### Aim of the task
Skip every image and restate the data word for word.

### Material for the task
★ ★ ★ ★

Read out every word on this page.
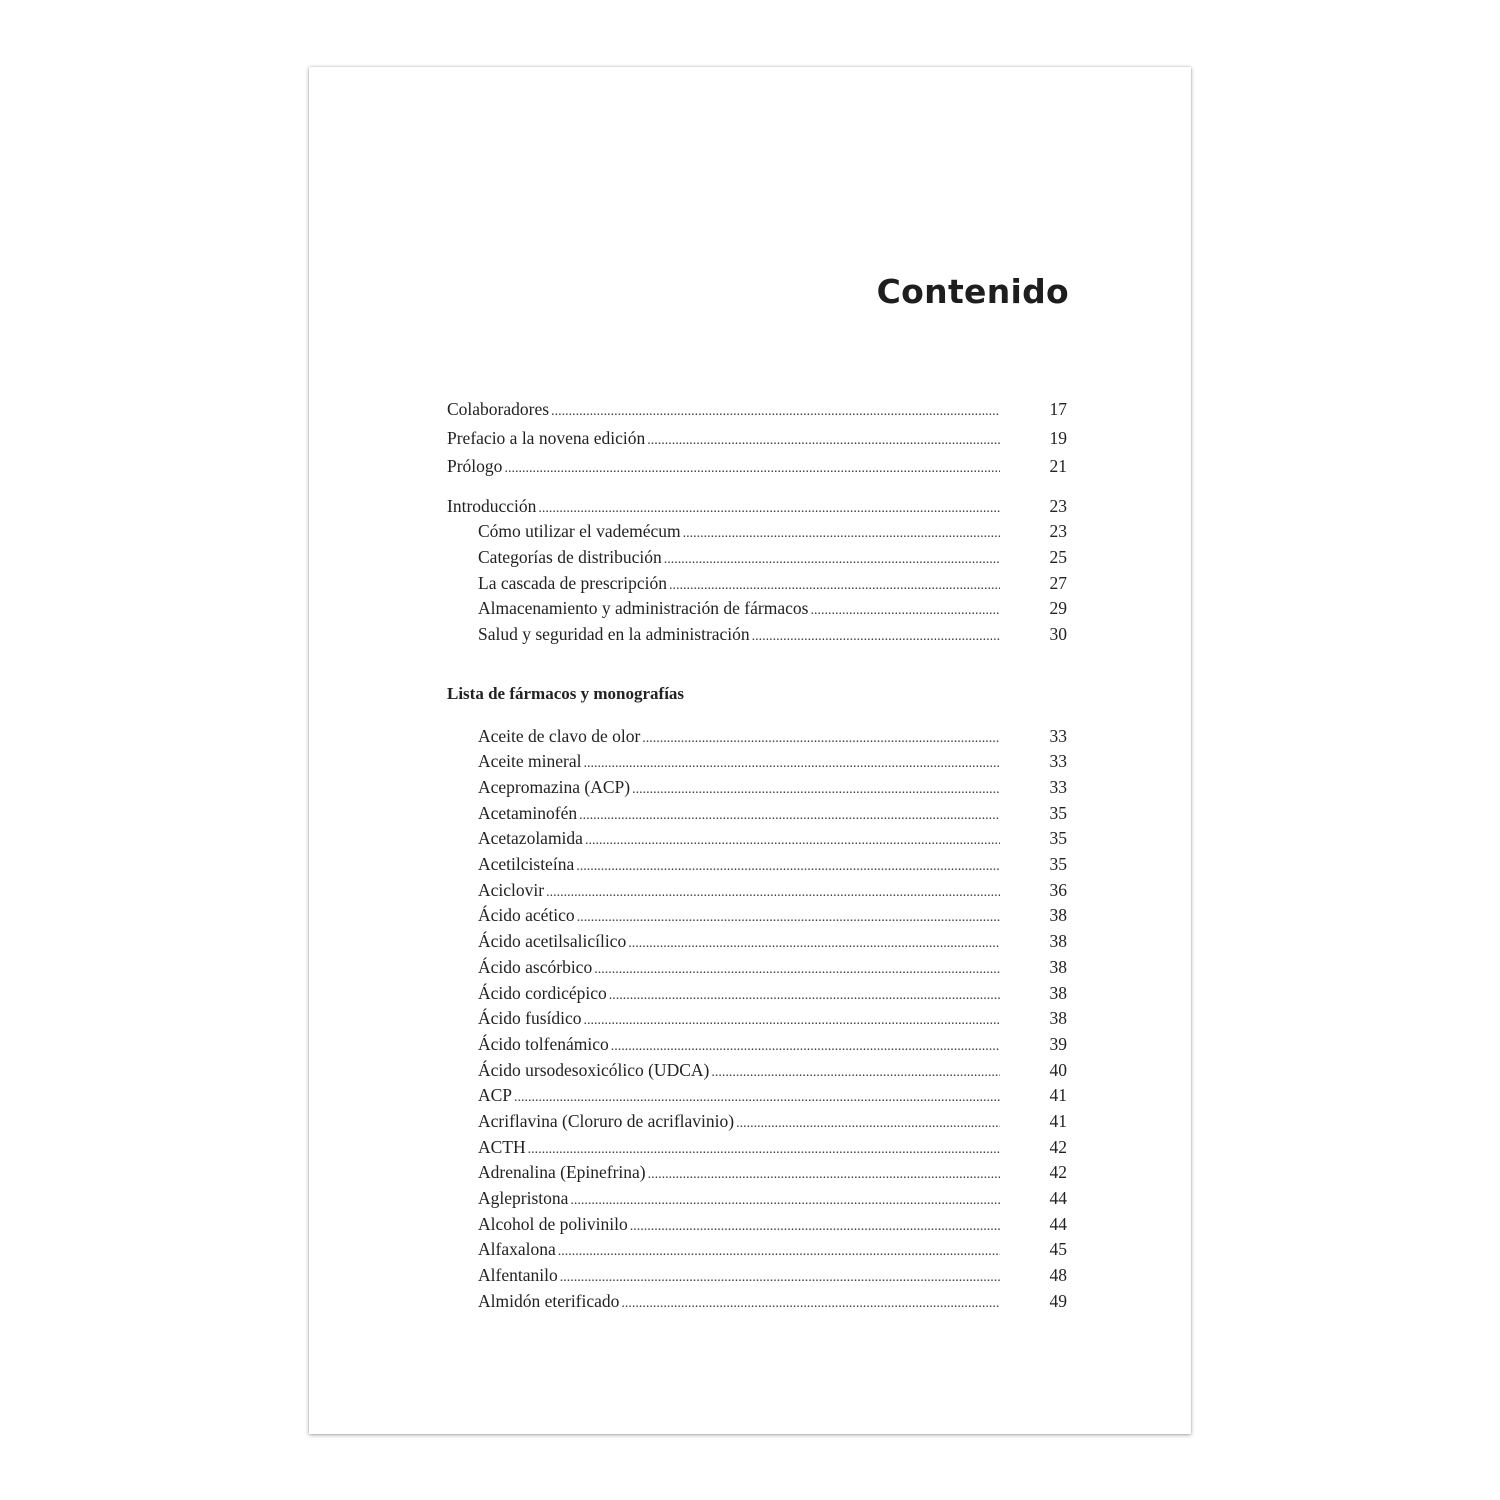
Contenido
Colaboradores .....	17
Prefacio a la novena edición .....	19
Prólogo .....	21
Introducción .....	23
Cómo utilizar el vademécum .....	23
Categorías de distribución .....	25
La cascada de prescripción .....	27
Almacenamiento y administración de fármacos .....	29
Salud y seguridad en la administración .....	30
Lista de fármacos y monografías
Aceite de clavo de olor .....	33
Aceite mineral .....	33
Acepromazina (ACP) .....	33
Acetaminofén .....	35
Acetazolamida .....	35
Acetilcisteína .....	35
Aciclovir .....	36
Ácido acético .....	38
Ácido acetilsalicílico .....	38
Ácido ascórbico .....	38
Ácido cordicépico .....	38
Ácido fusídico .....	38
Ácido tolfenámico .....	39
Ácido ursodesoxicólico (UDCA) .....	40
ACP .....	41
Acriflavina (Cloruro de acriflavinio) .....	41
ACTH .....	42
Adrenalina (Epinefrina) .....	42
Aglepristona .....	44
Alcohol de polivinilo .....	44
Alfaxalona .....	45
Alfentanilo .....	48
Almidón eterificado .....	49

★ ★ ★ ★

### Solution to this task
Read out every word on this page.
Contenido
Colaboradores .....	17
Prefacio a la novena edición .....	19
Prólogo .....	21
Introducción .....	23
Cómo utilizar el vademécum .....	23
Categorías de distribución .....	25
La cascada de prescripción .....	27
Almacenamiento y administración de fármacos .....	29
Salud y seguridad en la administración .....	30
Lista de fármacos y monografías
Aceite de clavo de olor .....	33
Aceite mineral .....	33
Acepromazina (ACP) .....	33
Acetaminofén .....	35
Acetazolamida .....	35
Acetilcisteína .....	35
Aciclovir .....	36
Ácido acético .....	38
Ácido acetilsalicílico .....	38
Ácido ascórbico .....	38
Ácido cordicépico .....	38
Ácido fusídico .....	38
Ácido tolfenámico .....	39
Ácido ursodesoxicólico (UDCA) .....	40
ACP .....	41
Acriflavina (Cloruro de acriflavinio) .....	41
ACTH .....	42
Adrenalina (Epinefrina) .....	42
Aglepristona .....	44
Alcohol de polivinilo .....	44
Alfaxalona .....	45
Alfentanilo .....	48
Almidón eterificado .....	49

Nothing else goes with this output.